* SHORT PROBLEM
Using the entries that follow, count the lines containing the word "Specific" and give that number by itself.

* RECORDS FOR PROCESSING

++++

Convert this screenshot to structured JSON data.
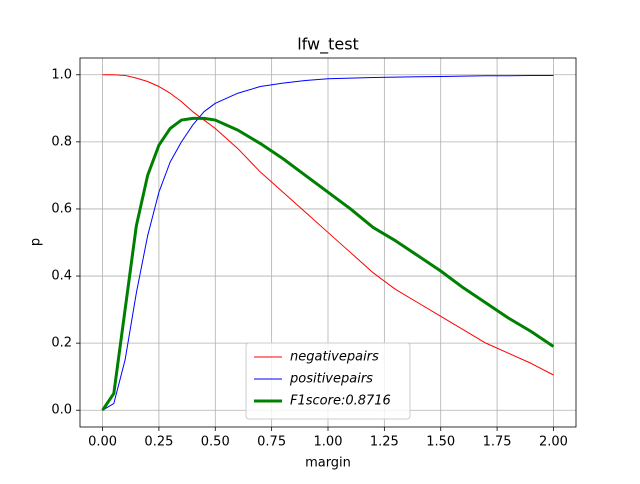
{
  "chart_data": {
    "type": "line",
    "title": "lfw_test",
    "x_label": "margin",
    "y_label": "p",
    "x": [
      0,
      0.05,
      0.1,
      0.15,
      0.2,
      0.25,
      0.3,
      0.35,
      0.4,
      0.45,
      0.5,
      0.6,
      0.7,
      0.8,
      0.9,
      1.0,
      1.1,
      1.2,
      1.3,
      1.4,
      1.5,
      1.6,
      1.7,
      1.8,
      1.9,
      2.0
    ],
    "series": [
      {
        "name": "negativepairs",
        "color": "#ff0000",
        "width": 1,
        "values": [
          1,
          1,
          0.998,
          0.99,
          0.98,
          0.965,
          0.945,
          0.92,
          0.89,
          0.865,
          0.84,
          0.78,
          0.71,
          0.65,
          0.59,
          0.53,
          0.47,
          0.41,
          0.36,
          0.32,
          0.28,
          0.24,
          0.2,
          0.17,
          0.14,
          0.105
        ]
      },
      {
        "name": "positivepairs",
        "color": "#0000ff",
        "width": 1,
        "values": [
          0,
          0.02,
          0.15,
          0.35,
          0.52,
          0.65,
          0.74,
          0.8,
          0.85,
          0.89,
          0.915,
          0.945,
          0.965,
          0.975,
          0.983,
          0.988,
          0.99,
          0.992,
          0.993,
          0.994,
          0.995,
          0.996,
          0.997,
          0.997,
          0.998,
          0.998
        ]
      },
      {
        "name": "F1score:0.8716",
        "color": "#008000",
        "width": 3,
        "values": [
          0,
          0.05,
          0.3,
          0.55,
          0.7,
          0.79,
          0.84,
          0.865,
          0.87,
          0.87,
          0.865,
          0.835,
          0.795,
          0.75,
          0.7,
          0.65,
          0.6,
          0.545,
          0.505,
          0.46,
          0.415,
          0.365,
          0.32,
          0.275,
          0.235,
          0.19
        ]
      }
    ],
    "xlim": [
      -0.1,
      2.1
    ],
    "ylim": [
      -0.05,
      1.05
    ],
    "xticks": [
      {
        "value": 0,
        "label": "0.00"
      },
      {
        "value": 0.25,
        "label": "0.25"
      },
      {
        "value": 0.5,
        "label": "0.50"
      },
      {
        "value": 0.75,
        "label": "0.75"
      },
      {
        "value": 1,
        "label": "1.00"
      },
      {
        "value": 1.25,
        "label": "1.25"
      },
      {
        "value": 1.5,
        "label": "1.50"
      },
      {
        "value": 1.75,
        "label": "1.75"
      },
      {
        "value": 2,
        "label": "2.00"
      }
    ],
    "yticks": [
      {
        "value": 0,
        "label": "0.0"
      },
      {
        "value": 0.2,
        "label": "0.2"
      },
      {
        "value": 0.4,
        "label": "0.4"
      },
      {
        "value": 0.6,
        "label": "0.6"
      },
      {
        "value": 0.8,
        "label": "0.8"
      },
      {
        "value": 1,
        "label": "1.0"
      }
    ],
    "grid": true,
    "legend": "lower center"
  }
}
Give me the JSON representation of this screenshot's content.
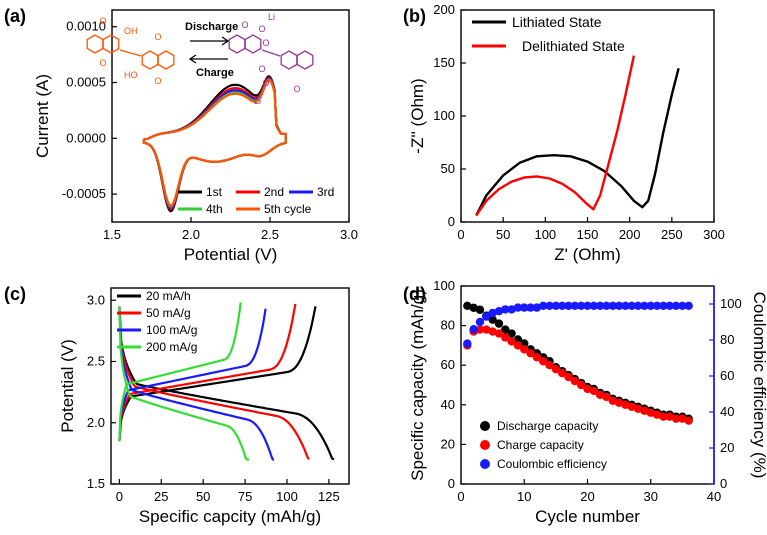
{
  "chart_data": [
    {
      "panel": "(a)",
      "type": "line",
      "xlabel": "Potential (V)",
      "ylabel": "Current (A)",
      "xlim": [
        1.5,
        3.0
      ],
      "ylim": [
        -0.00075,
        0.00115
      ],
      "xticks": [
        1.5,
        2.0,
        2.5,
        3.0
      ],
      "xtick_labels": [
        "1.5",
        "2.0",
        "2.5",
        "3.0"
      ],
      "yticks": [
        -0.0005,
        0.0,
        0.0005,
        0.001
      ],
      "ytick_labels": [
        "-0.0005",
        "0.0000",
        "0.0005",
        "0.0010"
      ],
      "legend": "bottom-right",
      "series": [
        {
          "name": "1st",
          "color": "#000000",
          "peak_shift": 0.0
        },
        {
          "name": "2nd",
          "color": "#ff0000",
          "peak_shift": -3e-05
        },
        {
          "name": "3rd",
          "color": "#1a1aff",
          "peak_shift": -5e-05
        },
        {
          "name": "4th",
          "color": "#33cc33",
          "peak_shift": -7e-05
        },
        {
          "name": "5th cycle",
          "color": "#ff5500",
          "peak_shift": -8e-05
        }
      ],
      "cv_shape": {
        "oxidation_peak": {
          "x": 2.28,
          "y": 0.00044
        },
        "oxidation_end": {
          "x": 2.58,
          "y": -3e-05
        },
        "reduction_peak": {
          "x": 1.87,
          "y": -0.00057
        },
        "x_range": [
          1.7,
          2.6
        ]
      },
      "inset": {
        "discharge": "Discharge",
        "charge": "Charge",
        "label_oh_top": "OH",
        "label_oh_bottom": "HO",
        "label_o": "O",
        "label_li": "Li"
      }
    },
    {
      "panel": "(b)",
      "type": "line",
      "xlabel": "Z' (Ohm)",
      "ylabel": "-Z'' (Ohm)",
      "xlim": [
        0,
        300
      ],
      "ylim": [
        0,
        200
      ],
      "xticks": [
        0,
        50,
        100,
        150,
        200,
        250,
        300
      ],
      "xtick_labels": [
        "0",
        "50",
        "100",
        "150",
        "200",
        "250",
        "300"
      ],
      "yticks": [
        0,
        50,
        100,
        150,
        200
      ],
      "ytick_labels": [
        "0",
        "50",
        "100",
        "150",
        "200"
      ],
      "legend": "top-left",
      "series": [
        {
          "name": "Lithiated State",
          "color": "#000000",
          "x": [
            18,
            30,
            50,
            70,
            90,
            110,
            130,
            150,
            170,
            190,
            205,
            215,
            222,
            230,
            240,
            250,
            258
          ],
          "y": [
            6,
            25,
            44,
            56,
            62,
            63,
            62,
            57,
            48,
            34,
            20,
            14,
            20,
            45,
            85,
            120,
            145
          ]
        },
        {
          "name": "Delithiated State",
          "color": "#ff0000",
          "x": [
            18,
            30,
            45,
            60,
            75,
            90,
            105,
            120,
            135,
            148,
            157,
            165,
            175,
            185,
            195,
            205
          ],
          "y": [
            6,
            20,
            31,
            38,
            42,
            43,
            41,
            36,
            28,
            18,
            12,
            25,
            55,
            85,
            120,
            157
          ]
        }
      ]
    },
    {
      "panel": "(c)",
      "type": "line",
      "xlabel": "Specific capcity (mAh/g)",
      "ylabel": "Potential (V)",
      "xlim": [
        -5,
        137
      ],
      "ylim": [
        1.5,
        3.1
      ],
      "xticks": [
        0,
        25,
        50,
        75,
        100,
        125
      ],
      "xtick_labels": [
        "0",
        "25",
        "50",
        "75",
        "100",
        "125"
      ],
      "yticks": [
        1.5,
        2.0,
        2.5,
        3.0
      ],
      "ytick_labels": [
        "1.5",
        "2.0",
        "2.5",
        "3.0"
      ],
      "legend": "top-left",
      "series": [
        {
          "name": "20 mA/h",
          "color": "#000000",
          "capacity": 128,
          "charge_capacity": 117,
          "polarization": 0.0
        },
        {
          "name": "50 mA/g",
          "color": "#ff0000",
          "capacity": 114,
          "charge_capacity": 105,
          "polarization": 0.02
        },
        {
          "name": "100 mA/g",
          "color": "#1a1aff",
          "capacity": 93,
          "charge_capacity": 88,
          "polarization": 0.05
        },
        {
          "name": "200 mA/g",
          "color": "#33dd33",
          "capacity": 78,
          "charge_capacity": 73,
          "polarization": 0.1
        }
      ]
    },
    {
      "panel": "(d)",
      "type": "scatter",
      "xlabel": "Cycle number",
      "ylabel": "Specific capacity (mAh/g)",
      "ylabel_right": "Coulombic efficiency (%)",
      "xlim": [
        0,
        40
      ],
      "ylim": [
        0,
        100
      ],
      "ylim_right": [
        0,
        110
      ],
      "xticks": [
        0,
        10,
        20,
        30,
        40
      ],
      "xtick_labels": [
        "0",
        "10",
        "20",
        "30",
        "40"
      ],
      "yticks": [
        0,
        20,
        40,
        60,
        80,
        100
      ],
      "ytick_labels": [
        "0",
        "20",
        "40",
        "60",
        "80",
        "100"
      ],
      "yticks_right": [
        0,
        20,
        40,
        60,
        80,
        100
      ],
      "ytick_labels_right": [
        "0",
        "20",
        "40",
        "60",
        "80",
        "100"
      ],
      "legend": "bottom-left",
      "series": [
        {
          "name": "Discharge capacity",
          "color": "#000000",
          "axis": "left",
          "x": [
            1,
            2,
            3,
            4,
            5,
            6,
            7,
            8,
            9,
            10,
            11,
            12,
            13,
            14,
            15,
            16,
            17,
            18,
            19,
            20,
            21,
            22,
            23,
            24,
            25,
            26,
            27,
            28,
            29,
            30,
            31,
            32,
            33,
            34,
            35,
            36
          ],
          "y": [
            90,
            89,
            88,
            85,
            83,
            81,
            78,
            76,
            73,
            71,
            68,
            66,
            64,
            62,
            59,
            57,
            55,
            53,
            51,
            49,
            48,
            46,
            45,
            43,
            42,
            41,
            40,
            39,
            38,
            37,
            36,
            35,
            35,
            34,
            34,
            33
          ]
        },
        {
          "name": "Charge capacity",
          "color": "#ff0000",
          "axis": "left",
          "x": [
            1,
            2,
            3,
            4,
            5,
            6,
            7,
            8,
            9,
            10,
            11,
            12,
            13,
            14,
            15,
            16,
            17,
            18,
            19,
            20,
            21,
            22,
            23,
            24,
            25,
            26,
            27,
            28,
            29,
            30,
            31,
            32,
            33,
            34,
            35,
            36
          ],
          "y": [
            70,
            77,
            78,
            78,
            77,
            76,
            74,
            72,
            70,
            68,
            66,
            64,
            62,
            60,
            58,
            56,
            54,
            52,
            50,
            48,
            47,
            45,
            44,
            42,
            41,
            40,
            39,
            38,
            37,
            36,
            35,
            34,
            34,
            33,
            33,
            32
          ]
        },
        {
          "name": "Coulombic efficiency",
          "color": "#1a1aff",
          "axis": "right",
          "x": [
            1,
            2,
            3,
            4,
            5,
            6,
            7,
            8,
            9,
            10,
            11,
            12,
            13,
            14,
            15,
            16,
            17,
            18,
            19,
            20,
            21,
            22,
            23,
            24,
            25,
            26,
            27,
            28,
            29,
            30,
            31,
            32,
            33,
            34,
            35,
            36
          ],
          "y": [
            78,
            86,
            90,
            93,
            95,
            96,
            97,
            97,
            98,
            98,
            98,
            98,
            99,
            99,
            99,
            99,
            99,
            99,
            99,
            99,
            99,
            99,
            99,
            99,
            99,
            99,
            99,
            99,
            99,
            99,
            99,
            99,
            99,
            99,
            99,
            99
          ]
        }
      ]
    }
  ]
}
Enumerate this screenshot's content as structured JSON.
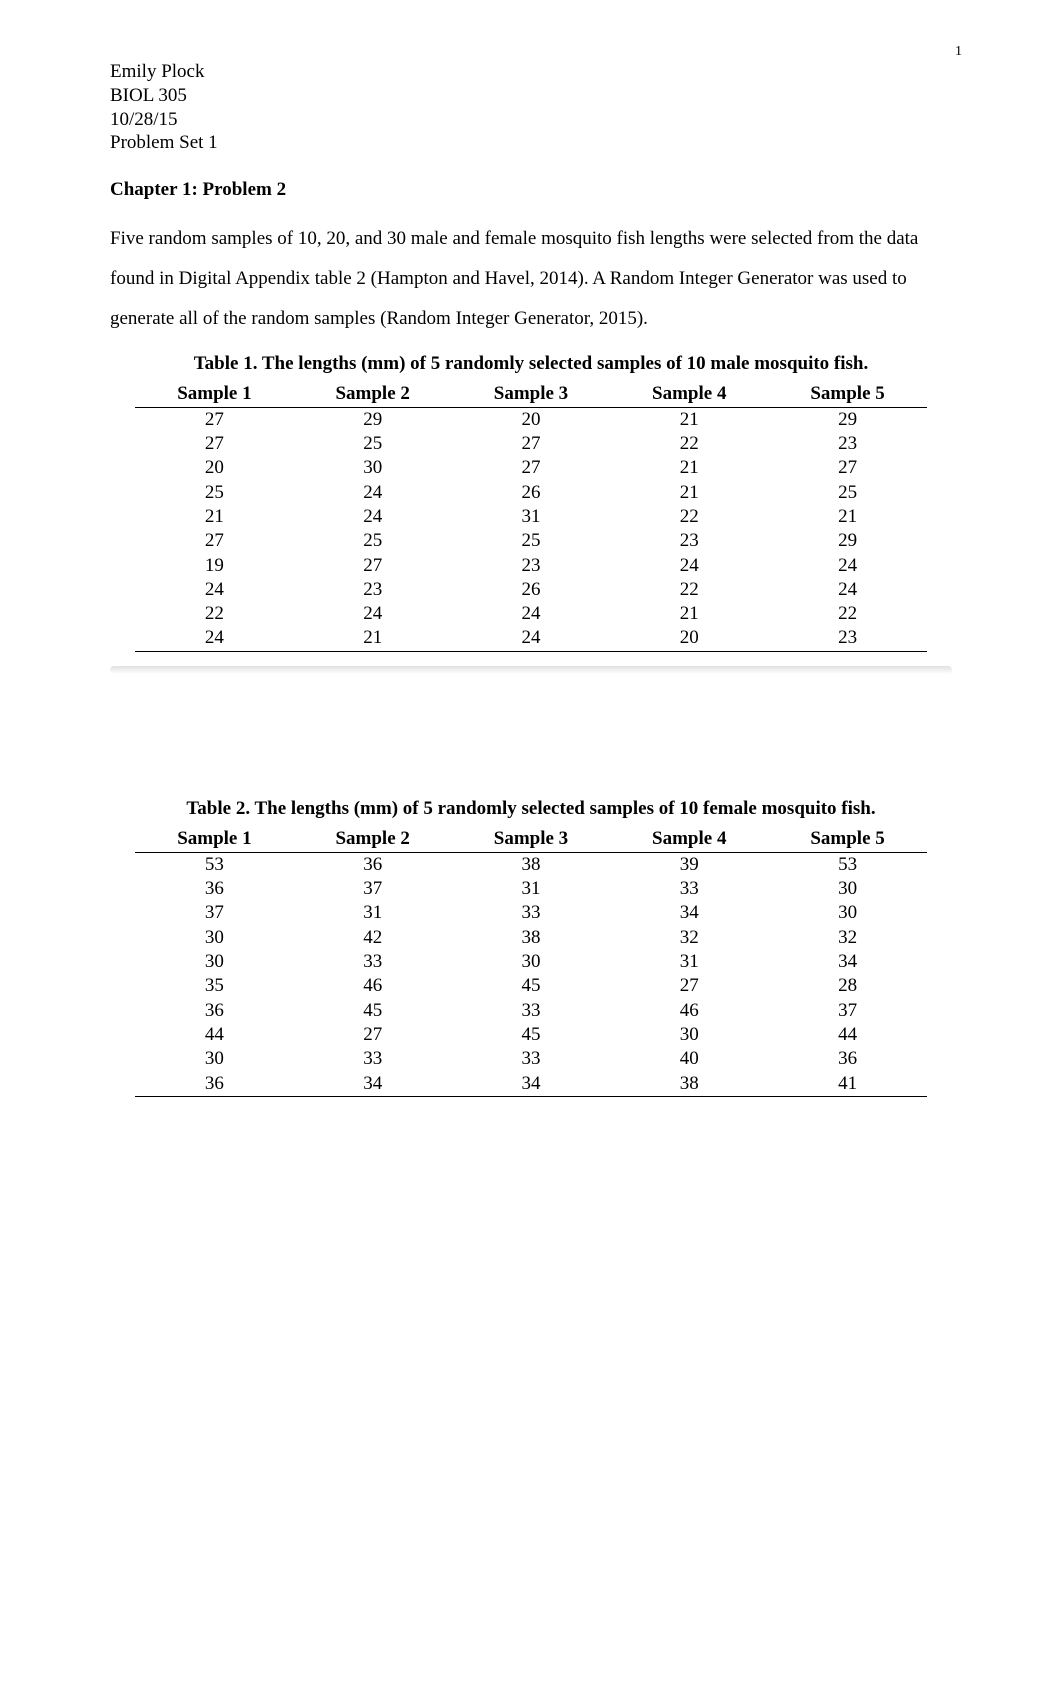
{
  "page_number": "1",
  "header": {
    "name": "Emily Plock",
    "course": "BIOL 305",
    "date": "10/28/15",
    "assignment": "Problem Set 1"
  },
  "section_heading": "Chapter 1: Problem 2",
  "body_text": "Five random samples of 10, 20, and 30 male and female mosquito fish lengths were selected from the data found in Digital Appendix table 2 (Hampton and Havel, 2014). A Random Integer Generator was used to generate all of the random samples (Random Integer Generator, 2015).",
  "table1": {
    "caption": "Table 1.  The lengths (mm) of 5 randomly selected samples of 10 male mosquito fish.",
    "columns": [
      "Sample 1",
      "Sample 2",
      "Sample 3",
      "Sample 4",
      "Sample 5"
    ],
    "rows": [
      [
        "27",
        "29",
        "20",
        "21",
        "29"
      ],
      [
        "27",
        "25",
        "27",
        "22",
        "23"
      ],
      [
        "20",
        "30",
        "27",
        "21",
        "27"
      ],
      [
        "25",
        "24",
        "26",
        "21",
        "25"
      ],
      [
        "21",
        "24",
        "31",
        "22",
        "21"
      ],
      [
        "27",
        "25",
        "25",
        "23",
        "29"
      ],
      [
        "19",
        "27",
        "23",
        "24",
        "24"
      ],
      [
        "24",
        "23",
        "26",
        "22",
        "24"
      ],
      [
        "22",
        "24",
        "24",
        "21",
        "22"
      ],
      [
        "24",
        "21",
        "24",
        "20",
        "23"
      ]
    ]
  },
  "table2": {
    "caption": "Table 2.  The lengths (mm) of 5 randomly selected samples of 10 female mosquito fish.",
    "columns": [
      "Sample 1",
      "Sample 2",
      "Sample 3",
      "Sample 4",
      "Sample 5"
    ],
    "rows": [
      [
        "53",
        "36",
        "38",
        "39",
        "53"
      ],
      [
        "36",
        "37",
        "31",
        "33",
        "30"
      ],
      [
        "37",
        "31",
        "33",
        "34",
        "30"
      ],
      [
        "30",
        "42",
        "38",
        "32",
        "32"
      ],
      [
        "30",
        "33",
        "30",
        "31",
        "34"
      ],
      [
        "35",
        "46",
        "45",
        "27",
        "28"
      ],
      [
        "36",
        "45",
        "33",
        "46",
        "37"
      ],
      [
        "44",
        "27",
        "45",
        "30",
        "44"
      ],
      [
        "30",
        "33",
        "33",
        "40",
        "36"
      ],
      [
        "36",
        "34",
        "34",
        "38",
        "41"
      ]
    ]
  }
}
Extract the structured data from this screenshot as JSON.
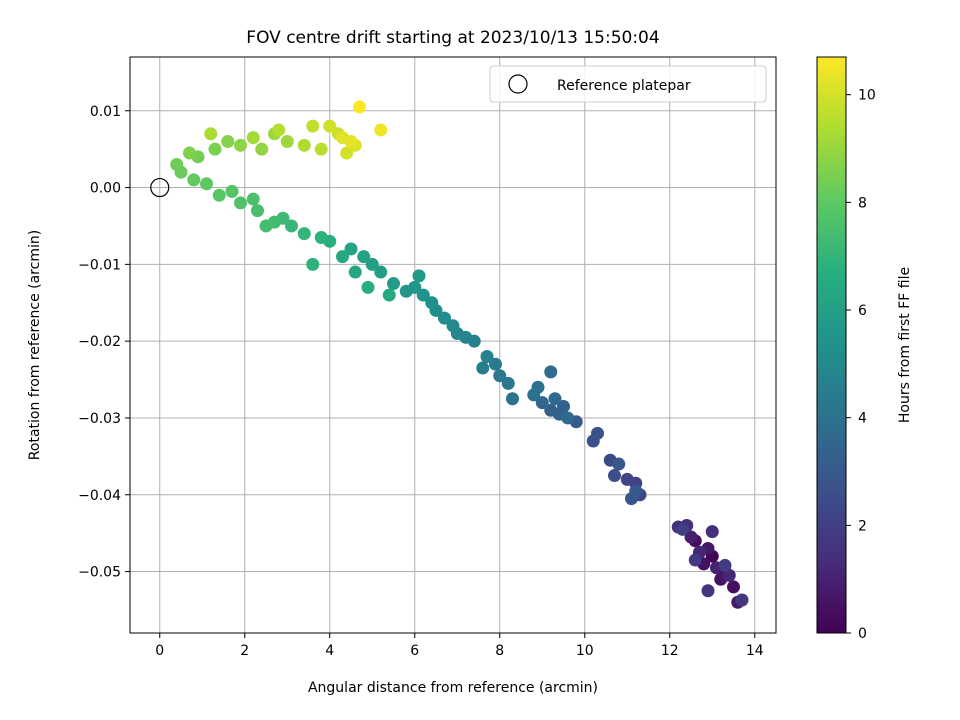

++++

* THE RESPONSE
2